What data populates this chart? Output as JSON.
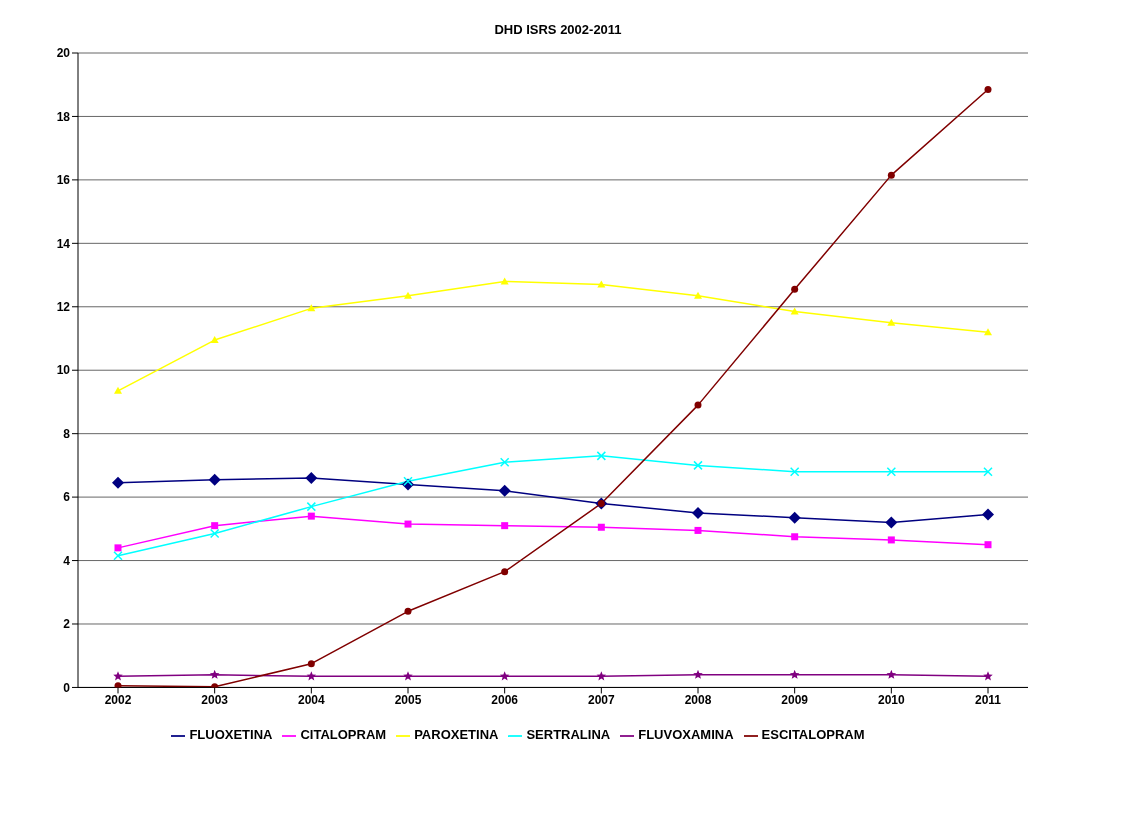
{
  "chart_data": {
    "type": "line",
    "title": "DHD ISRS 2002-2011",
    "categories": [
      "2002",
      "2003",
      "2004",
      "2005",
      "2006",
      "2007",
      "2008",
      "2009",
      "2010",
      "2011"
    ],
    "series": [
      {
        "name": "FLUOXETINA",
        "color": "#000080",
        "marker": "diamond",
        "values": [
          6.45,
          6.55,
          6.6,
          6.4,
          6.2,
          5.8,
          5.5,
          5.35,
          5.2,
          5.45
        ]
      },
      {
        "name": "CITALOPRAM",
        "color": "#ff00ff",
        "marker": "square",
        "values": [
          4.4,
          5.1,
          5.4,
          5.15,
          5.1,
          5.05,
          4.95,
          4.75,
          4.65,
          4.5
        ]
      },
      {
        "name": "PAROXETINA",
        "color": "#ffff00",
        "marker": "triangle",
        "values": [
          9.35,
          10.95,
          11.95,
          12.35,
          12.8,
          12.7,
          12.35,
          11.85,
          11.5,
          11.2
        ]
      },
      {
        "name": "SERTRALINA",
        "color": "#00ffff",
        "marker": "cross",
        "values": [
          4.15,
          4.85,
          5.7,
          6.5,
          7.1,
          7.3,
          7.0,
          6.8,
          6.8,
          6.8
        ]
      },
      {
        "name": "FLUVOXAMINA",
        "color": "#800080",
        "marker": "star",
        "values": [
          0.35,
          0.4,
          0.35,
          0.35,
          0.35,
          0.35,
          0.4,
          0.4,
          0.4,
          0.35
        ]
      },
      {
        "name": "ESCITALOPRAM",
        "color": "#800000",
        "marker": "circle",
        "values": [
          0.05,
          0.02,
          0.75,
          2.4,
          3.65,
          5.8,
          8.9,
          12.55,
          16.15,
          18.85
        ]
      }
    ],
    "ylim": [
      0,
      20
    ],
    "yticks": [
      0,
      2,
      4,
      6,
      8,
      10,
      12,
      14,
      16,
      18,
      20
    ],
    "grid": "y",
    "legend": "bottom"
  }
}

→ **AIM OF THE TASK**: Go through the records and copy each line with "color" in it.

→ **REPLY TO THE EXERCISE**:
        "color": "#000080",
        "color": "#ff00ff",
        "color": "#ffff00",
        "color": "#00ffff",
        "color": "#800080",
        "color": "#800000",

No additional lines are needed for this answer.